Copy every entry word for word, but skip the pictures.

▶ **Information given**:
_ _ _ _

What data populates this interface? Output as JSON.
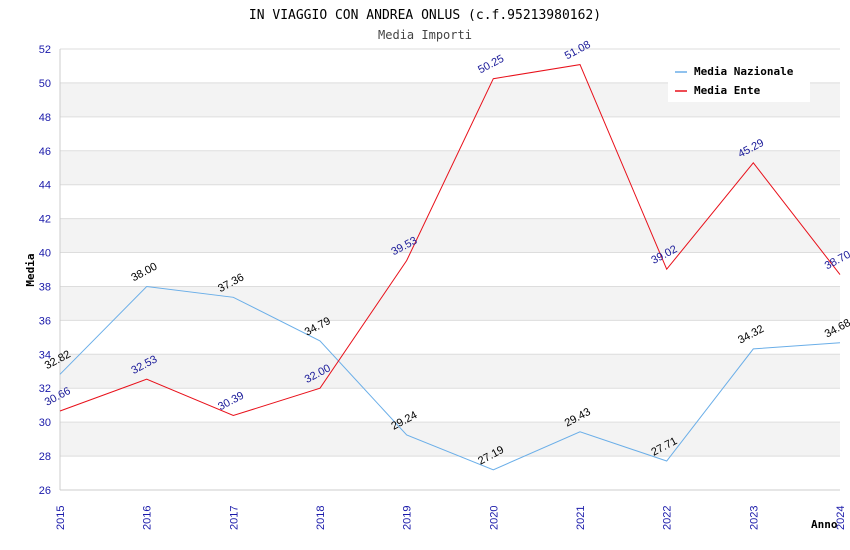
{
  "chart_data": {
    "type": "line",
    "title": "IN VIAGGIO CON ANDREA ONLUS (c.f.95213980162)",
    "subtitle": "Media Importi",
    "xlabel": "Anno",
    "ylabel": "Media",
    "categories": [
      "2015",
      "2016",
      "2017",
      "2018",
      "2019",
      "2020",
      "2021",
      "2022",
      "2023",
      "2024"
    ],
    "ylim": [
      26,
      52
    ],
    "yticks": [
      26,
      28,
      30,
      32,
      34,
      36,
      38,
      40,
      42,
      44,
      46,
      48,
      50,
      52
    ],
    "legend_position": "top-right",
    "series": [
      {
        "name": "Media Nazionale",
        "color": "#6aaee8",
        "values": [
          32.82,
          38.0,
          37.36,
          34.79,
          29.24,
          27.19,
          29.43,
          27.71,
          34.32,
          34.68
        ],
        "labels": [
          "32.82",
          "38.00",
          "37.36",
          "34.79",
          "29.24",
          "27.19",
          "29.43",
          "27.71",
          "34.32",
          "34.68"
        ]
      },
      {
        "name": "Media Ente",
        "color": "#e8101a",
        "values": [
          30.66,
          32.53,
          30.39,
          32.0,
          39.53,
          50.25,
          51.08,
          39.02,
          45.29,
          38.7
        ],
        "labels": [
          "30.66",
          "32.53",
          "30.39",
          "32.00",
          "39.53",
          "50.25",
          "51.08",
          "39.02",
          "45.29",
          "38.70"
        ]
      }
    ]
  }
}
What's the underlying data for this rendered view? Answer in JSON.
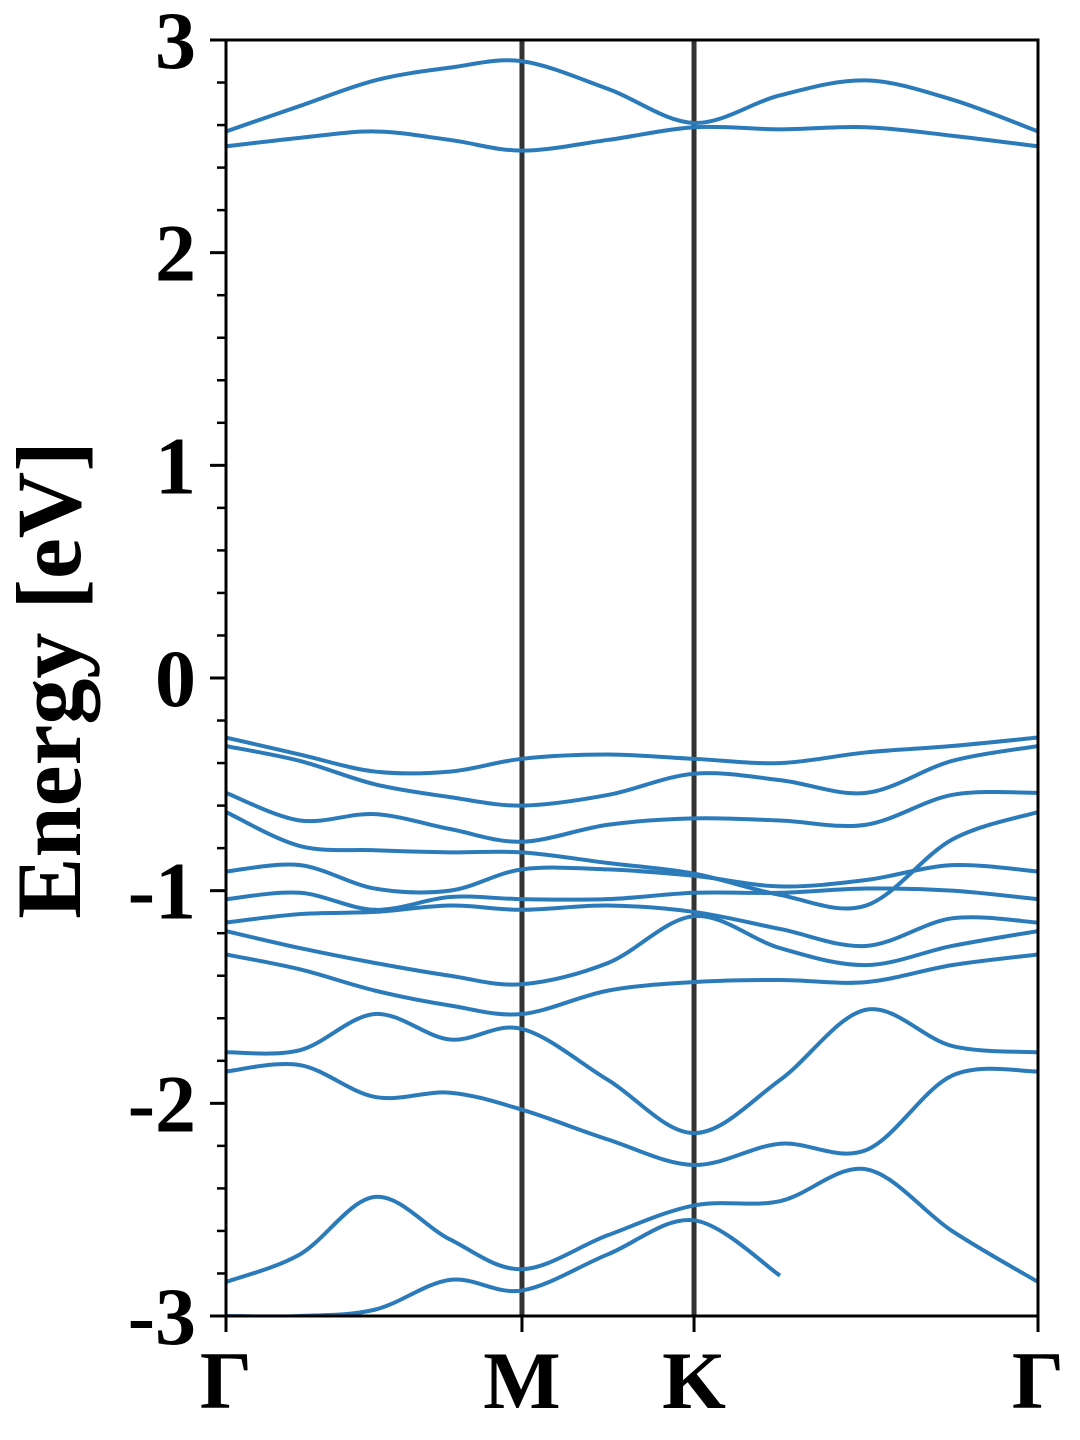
{
  "chart_data": {
    "type": "line",
    "ylabel": "Energy [eV]",
    "color": "#2b7bba",
    "x": [
      0,
      0.0911,
      0.1835,
      0.2759,
      0.3645,
      0.4704,
      0.5764,
      0.6823,
      0.7882,
      0.8941,
      1
    ],
    "xlim": [
      0,
      1
    ],
    "xticks": [
      {
        "value": 0,
        "label": "Γ"
      },
      {
        "value": 0.3645,
        "label": "M"
      },
      {
        "value": 0.5764,
        "label": "K"
      },
      {
        "value": 1,
        "label": "Γ"
      }
    ],
    "ylim": [
      -3,
      3
    ],
    "yticks": [
      -3,
      -2,
      -1,
      0,
      1,
      2,
      3
    ],
    "yminorticks": [
      -2.8,
      -2.6,
      -2.4,
      -2.2,
      -1.8,
      -1.6,
      -1.4,
      -1.2,
      -0.8,
      -0.6,
      -0.4,
      -0.2,
      0.2,
      0.4,
      0.6,
      0.8,
      1.2,
      1.4,
      1.6,
      1.8,
      2.2,
      2.4,
      2.6,
      2.8
    ],
    "series": [
      {
        "values": [
          2.57,
          2.69,
          2.81,
          2.87,
          2.9,
          2.77,
          2.61,
          2.74,
          2.81,
          2.72,
          2.57
        ]
      },
      {
        "values": [
          2.5,
          2.54,
          2.57,
          2.53,
          2.48,
          2.53,
          2.59,
          2.58,
          2.59,
          2.55,
          2.5
        ]
      },
      {
        "values": [
          -0.28,
          -0.36,
          -0.44,
          -0.44,
          -0.38,
          -0.36,
          -0.38,
          -0.4,
          -0.35,
          -0.32,
          -0.28
        ]
      },
      {
        "values": [
          -0.32,
          -0.39,
          -0.5,
          -0.56,
          -0.6,
          -0.55,
          -0.45,
          -0.48,
          -0.54,
          -0.39,
          -0.32
        ]
      },
      {
        "values": [
          -0.54,
          -0.67,
          -0.64,
          -0.71,
          -0.77,
          -0.69,
          -0.66,
          -0.67,
          -0.69,
          -0.55,
          -0.54
        ]
      },
      {
        "values": [
          -0.63,
          -0.79,
          -0.81,
          -0.82,
          -0.82,
          -0.87,
          -0.92,
          -1.02,
          -1.07,
          -0.76,
          -0.63
        ]
      },
      {
        "values": [
          -0.91,
          -0.88,
          -0.99,
          -1.0,
          -0.9,
          -0.9,
          -0.93,
          -0.98,
          -0.95,
          -0.88,
          -0.91
        ]
      },
      {
        "values": [
          -1.04,
          -1.01,
          -1.09,
          -1.03,
          -1.04,
          -1.04,
          -1.01,
          -1.01,
          -0.99,
          -1.0,
          -1.04
        ]
      },
      {
        "values": [
          -1.15,
          -1.11,
          -1.1,
          -1.07,
          -1.09,
          -1.07,
          -1.1,
          -1.18,
          -1.26,
          -1.13,
          -1.15
        ]
      },
      {
        "values": [
          -1.19,
          -1.27,
          -1.34,
          -1.4,
          -1.44,
          -1.34,
          -1.12,
          -1.27,
          -1.35,
          -1.26,
          -1.19
        ]
      },
      {
        "values": [
          -1.3,
          -1.37,
          -1.47,
          -1.54,
          -1.58,
          -1.47,
          -1.43,
          -1.42,
          -1.43,
          -1.35,
          -1.3
        ]
      },
      {
        "values": [
          -1.76,
          -1.75,
          -1.58,
          -1.7,
          -1.65,
          -1.89,
          -2.14,
          -1.89,
          -1.56,
          -1.73,
          -1.76
        ]
      },
      {
        "values": [
          -1.85,
          -1.82,
          -1.97,
          -1.95,
          -2.03,
          -2.17,
          -2.29,
          -2.19,
          -2.22,
          -1.87,
          -1.85
        ]
      },
      {
        "values": [
          -2.84,
          -2.71,
          -2.44,
          -2.64,
          -2.78,
          -2.62,
          -2.48,
          -2.46,
          -2.31,
          -2.6,
          -2.84
        ]
      },
      {
        "values": [
          -3.0,
          -3.0,
          -2.97,
          -2.83,
          -2.88,
          -2.71,
          -2.55,
          -2.81,
          null,
          null,
          null
        ]
      }
    ]
  }
}
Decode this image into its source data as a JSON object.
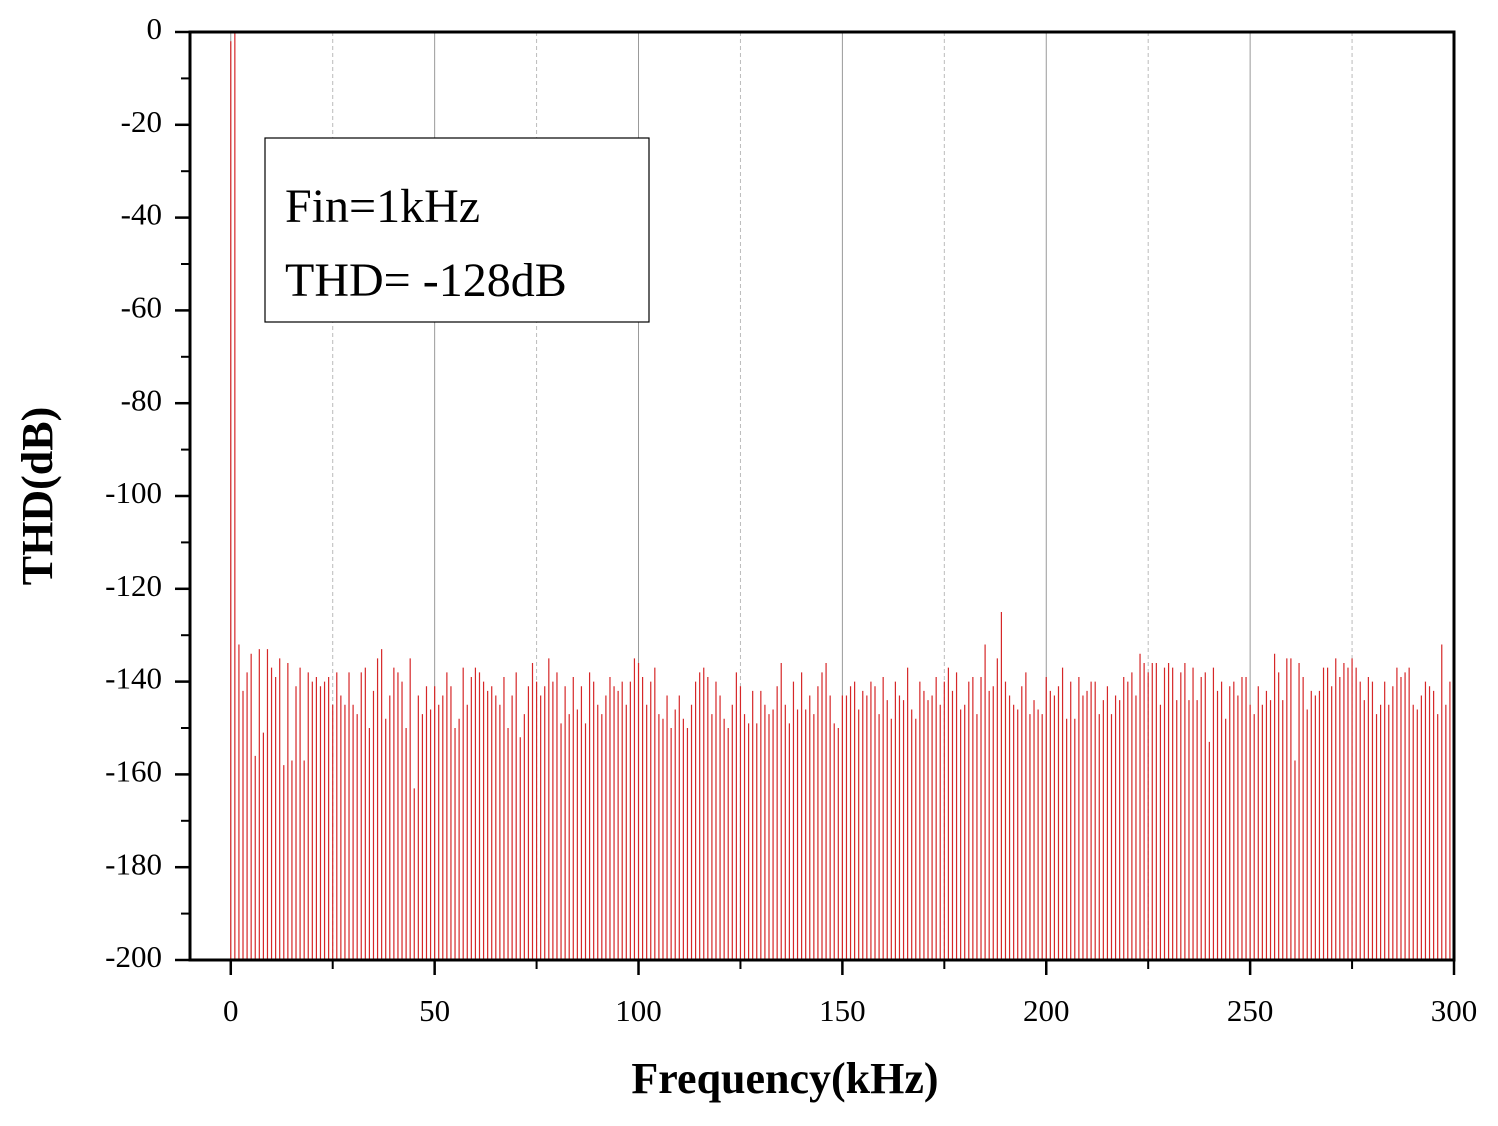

_ _ _ _

▶ **Result for this exercise**:
What data populates this interface? Output as JSON.
{
  "chart_data": {
    "type": "line",
    "title": "IN VIAGGIO CON ANDREA ONLUS (c.f.95213980162)",
    "subtitle": "Media Importi",
    "xlabel": "Anno",
    "ylabel": "Media",
    "categories": [
      "2015",
      "2016",
      "2017",
      "2018",
      "2019",
      "2020",
      "2021",
      "2022",
      "2023",
      "2024"
    ],
    "ylim": [
      26,
      52
    ],
    "yticks": [
      26,
      28,
      30,
      32,
      34,
      36,
      38,
      40,
      42,
      44,
      46,
      48,
      50,
      52
    ],
    "legend_position": "top-right",
    "series": [
      {
        "name": "Media Nazionale",
        "color": "#6aaee8",
        "values": [
          32.82,
          38.0,
          37.36,
          34.79,
          29.24,
          27.19,
          29.43,
          27.71,
          34.32,
          34.68
        ],
        "labels": [
          "32.82",
          "38.00",
          "37.36",
          "34.79",
          "29.24",
          "27.19",
          "29.43",
          "27.71",
          "34.32",
          "34.68"
        ]
      },
      {
        "name": "Media Ente",
        "color": "#e8101a",
        "values": [
          30.66,
          32.53,
          30.39,
          32.0,
          39.53,
          50.25,
          51.08,
          39.02,
          45.29,
          38.7
        ],
        "labels": [
          "30.66",
          "32.53",
          "30.39",
          "32.00",
          "39.53",
          "50.25",
          "51.08",
          "39.02",
          "45.29",
          "38.70"
        ]
      }
    ]
  }
}
What's the underlying data for this rendered view? Answer in JSON.
{
  "chart_data": {
    "type": "line",
    "ylabel": "Energy [eV]",
    "color": "#2b7bba",
    "x": [
      0,
      0.0911,
      0.1835,
      0.2759,
      0.3645,
      0.4704,
      0.5764,
      0.6823,
      0.7882,
      0.8941,
      1
    ],
    "xlim": [
      0,
      1
    ],
    "xticks": [
      {
        "value": 0,
        "label": "Γ"
      },
      {
        "value": 0.3645,
        "label": "M"
      },
      {
        "value": 0.5764,
        "label": "K"
      },
      {
        "value": 1,
        "label": "Γ"
      }
    ],
    "ylim": [
      -3,
      3
    ],
    "yticks": [
      -3,
      -2,
      -1,
      0,
      1,
      2,
      3
    ],
    "yminorticks": [
      -2.8,
      -2.6,
      -2.4,
      -2.2,
      -1.8,
      -1.6,
      -1.4,
      -1.2,
      -0.8,
      -0.6,
      -0.4,
      -0.2,
      0.2,
      0.4,
      0.6,
      0.8,
      1.2,
      1.4,
      1.6,
      1.8,
      2.2,
      2.4,
      2.6,
      2.8
    ],
    "series": [
      {
        "values": [
          2.57,
          2.69,
          2.81,
          2.87,
          2.9,
          2.77,
          2.61,
          2.74,
          2.81,
          2.72,
          2.57
        ]
      },
      {
        "values": [
          2.5,
          2.54,
          2.57,
          2.53,
          2.48,
          2.53,
          2.59,
          2.58,
          2.59,
          2.55,
          2.5
        ]
      },
      {
        "values": [
          -0.28,
          -0.36,
          -0.44,
          -0.44,
          -0.38,
          -0.36,
          -0.38,
          -0.4,
          -0.35,
          -0.32,
          -0.28
        ]
      },
      {
        "values": [
          -0.32,
          -0.39,
          -0.5,
          -0.56,
          -0.6,
          -0.55,
          -0.45,
          -0.48,
          -0.54,
          -0.39,
          -0.32
        ]
      },
      {
        "values": [
          -0.54,
          -0.67,
          -0.64,
          -0.71,
          -0.77,
          -0.69,
          -0.66,
          -0.67,
          -0.69,
          -0.55,
          -0.54
        ]
      },
      {
        "values": [
          -0.63,
          -0.79,
          -0.81,
          -0.82,
          -0.82,
          -0.87,
          -0.92,
          -1.02,
          -1.07,
          -0.76,
          -0.63
        ]
      },
      {
        "values": [
          -0.91,
          -0.88,
          -0.99,
          -1.0,
          -0.9,
          -0.9,
          -0.93,
          -0.98,
          -0.95,
          -0.88,
          -0.91
        ]
      },
      {
        "values": [
          -1.04,
          -1.01,
          -1.09,
          -1.03,
          -1.04,
          -1.04,
          -1.01,
          -1.01,
          -0.99,
          -1.0,
          -1.04
        ]
      },
      {
        "values": [
          -1.15,
          -1.11,
          -1.1,
          -1.07,
          -1.09,
          -1.07,
          -1.1,
          -1.18,
          -1.26,
          -1.13,
          -1.15
        ]
      },
      {
        "values": [
          -1.19,
          -1.27,
          -1.34,
          -1.4,
          -1.44,
          -1.34,
          -1.12,
          -1.27,
          -1.35,
          -1.26,
          -1.19
        ]
      },
      {
        "values": [
          -1.3,
          -1.37,
          -1.47,
          -1.54,
          -1.58,
          -1.47,
          -1.43,
          -1.42,
          -1.43,
          -1.35,
          -1.3
        ]
      },
      {
        "values": [
          -1.76,
          -1.75,
          -1.58,
          -1.7,
          -1.65,
          -1.89,
          -2.14,
          -1.89,
          -1.56,
          -1.73,
          -1.76
        ]
      },
      {
        "values": [
          -1.85,
          -1.82,
          -1.97,
          -1.95,
          -2.03,
          -2.17,
          -2.29,
          -2.19,
          -2.22,
          -1.87,
          -1.85
        ]
      },
      {
        "values": [
          -2.84,
          -2.71,
          -2.44,
          -2.64,
          -2.78,
          -2.62,
          -2.48,
          -2.46,
          -2.31,
          -2.6,
          -2.84
        ]
      },
      {
        "values": [
          -3.0,
          -3.0,
          -2.97,
          -2.83,
          -2.88,
          -2.71,
          -2.55,
          -2.81,
          null,
          null,
          null
        ]
      }
    ]
  }
}
Decode this image into its source data as a JSON object.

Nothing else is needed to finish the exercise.